■ Problem to solve:
Transcribe the records that follow exactly. Skip the pictures.

(Stored items)
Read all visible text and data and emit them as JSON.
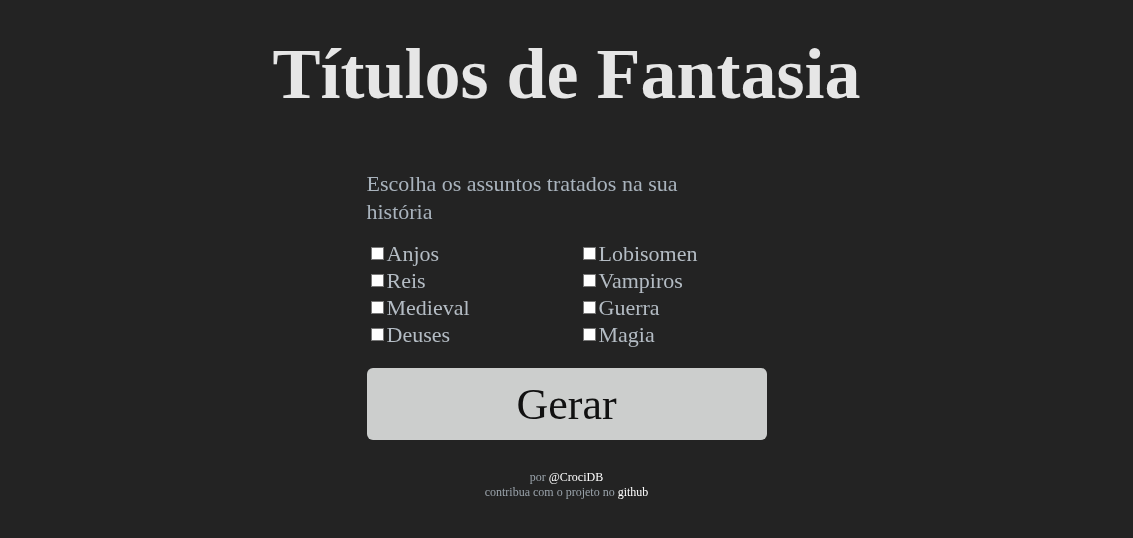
{
  "title": "Títulos de Fantasia",
  "prompt": "Escolha os assuntos tratados na sua história",
  "topic_columns": [
    [
      {
        "label": "Anjos",
        "checked": false
      },
      {
        "label": "Reis",
        "checked": false
      },
      {
        "label": "Medieval",
        "checked": false
      },
      {
        "label": "Deuses",
        "checked": false
      }
    ],
    [
      {
        "label": "Lobisomen",
        "checked": false
      },
      {
        "label": "Vampiros",
        "checked": false
      },
      {
        "label": "Guerra",
        "checked": false
      },
      {
        "label": "Magia",
        "checked": false
      }
    ]
  ],
  "button": "Gerar",
  "footer": [
    {
      "text": "por",
      "link": "@CrociDB"
    },
    {
      "text": "contribua com o projeto no",
      "link": "github"
    }
  ]
}
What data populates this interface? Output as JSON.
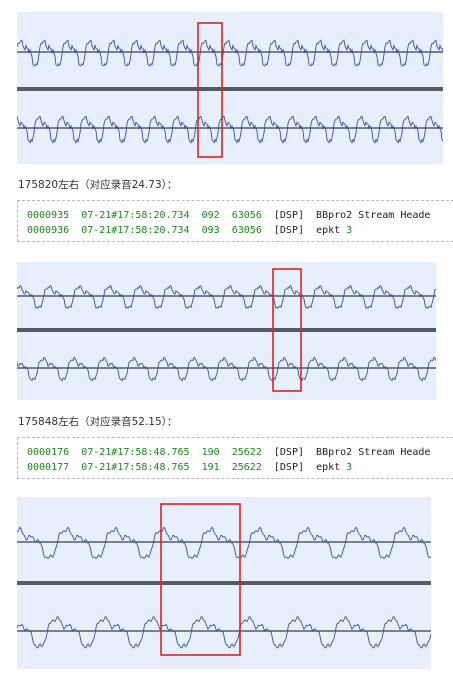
{
  "sections": [
    {
      "caption": "",
      "log_lines": []
    },
    {
      "caption": "175820左右（对应录音24.73）：",
      "log_lines": [
        {
          "idx": "0000935",
          "time": "07-21#17:58:20.734",
          "seq": "092",
          "val": "63056",
          "tag": "[DSP]",
          "msg": "BBpro2 Stream Heade",
          "msg_num": ""
        },
        {
          "idx": "0000936",
          "time": "07-21#17:58:20.734",
          "seq": "093",
          "val": "63056",
          "tag": "[DSP]",
          "msg": "epkt ",
          "msg_num": "3"
        }
      ]
    },
    {
      "caption": "175848左右（对应录音52.15）：",
      "log_lines": [
        {
          "idx": "0000176",
          "time": "07-21#17:58:48.765",
          "seq": "190",
          "val": "25622",
          "tag": "[DSP]",
          "msg": "BBpro2 Stream Heade",
          "msg_num": ""
        },
        {
          "idx": "0000177",
          "time": "07-21#17:58:48.765",
          "seq": "191",
          "val": "25622",
          "tag": "[DSP]",
          "msg": "epkt ",
          "msg_num": "3"
        }
      ]
    }
  ],
  "colors": {
    "wave": "#3a4fa8",
    "panel_bg": "#e8effc",
    "highlight_box": "#e02020",
    "divider": "#555a66",
    "log_number": "#1a8a1a"
  }
}
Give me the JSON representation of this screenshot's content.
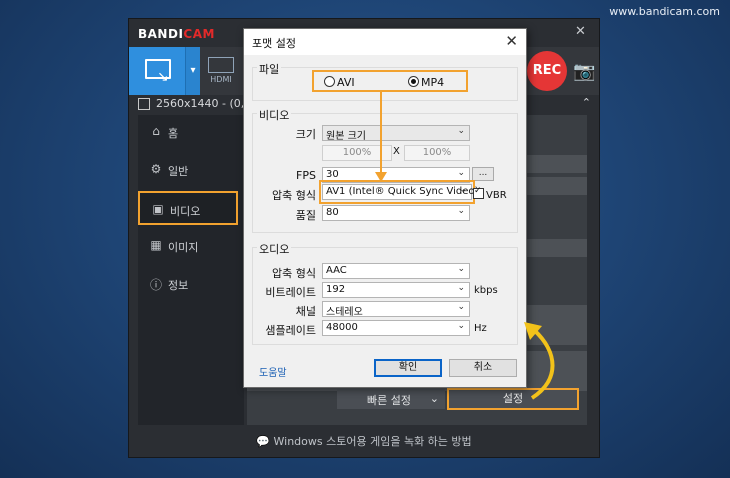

■ Finished answer:
Read all visible text and data and emit them as JSON.
{
  "title": "Títulos de Fantasia",
  "prompt": "Escolha os assuntos tratados na sua história",
  "topic_columns": [
    [
      {
        "label": "Anjos",
        "checked": false
      },
      {
        "label": "Reis",
        "checked": false
      },
      {
        "label": "Medieval",
        "checked": false
      },
      {
        "label": "Deuses",
        "checked": false
      }
    ],
    [
      {
        "label": "Lobisomen",
        "checked": false
      },
      {
        "label": "Vampiros",
        "checked": false
      },
      {
        "label": "Guerra",
        "checked": false
      },
      {
        "label": "Magia",
        "checked": false
      }
    ]
  ],
  "button": "Gerar",
  "footer": [
    {
      "text": "por",
      "link": "@CrociDB"
    },
    {
      "text": "contribua com o projeto no",
      "link": "github"
    }
  ]
}
What data populates this interface? Output as JSON.
{
  "sections": [
    {
      "caption": "",
      "log_lines": []
    },
    {
      "caption": "175820左右（对应录音24.73）：",
      "log_lines": [
        {
          "idx": "0000935",
          "time": "07-21#17:58:20.734",
          "seq": "092",
          "val": "63056",
          "tag": "[DSP]",
          "msg": "BBpro2 Stream Heade",
          "msg_num": ""
        },
        {
          "idx": "0000936",
          "time": "07-21#17:58:20.734",
          "seq": "093",
          "val": "63056",
          "tag": "[DSP]",
          "msg": "epkt ",
          "msg_num": "3"
        }
      ]
    },
    {
      "caption": "175848左右（对应录音52.15）：",
      "log_lines": [
        {
          "idx": "0000176",
          "time": "07-21#17:58:48.765",
          "seq": "190",
          "val": "25622",
          "tag": "[DSP]",
          "msg": "BBpro2 Stream Heade",
          "msg_num": ""
        },
        {
          "idx": "0000177",
          "time": "07-21#17:58:48.765",
          "seq": "191",
          "val": "25622",
          "tag": "[DSP]",
          "msg": "epkt ",
          "msg_num": "3"
        }
      ]
    }
  ],
  "colors": {
    "wave": "#3a4fa8",
    "panel_bg": "#e8effc",
    "highlight_box": "#e02020",
    "divider": "#555a66",
    "log_number": "#1a8a1a"
  }
}
Give me the JSON representation of this screenshot's content.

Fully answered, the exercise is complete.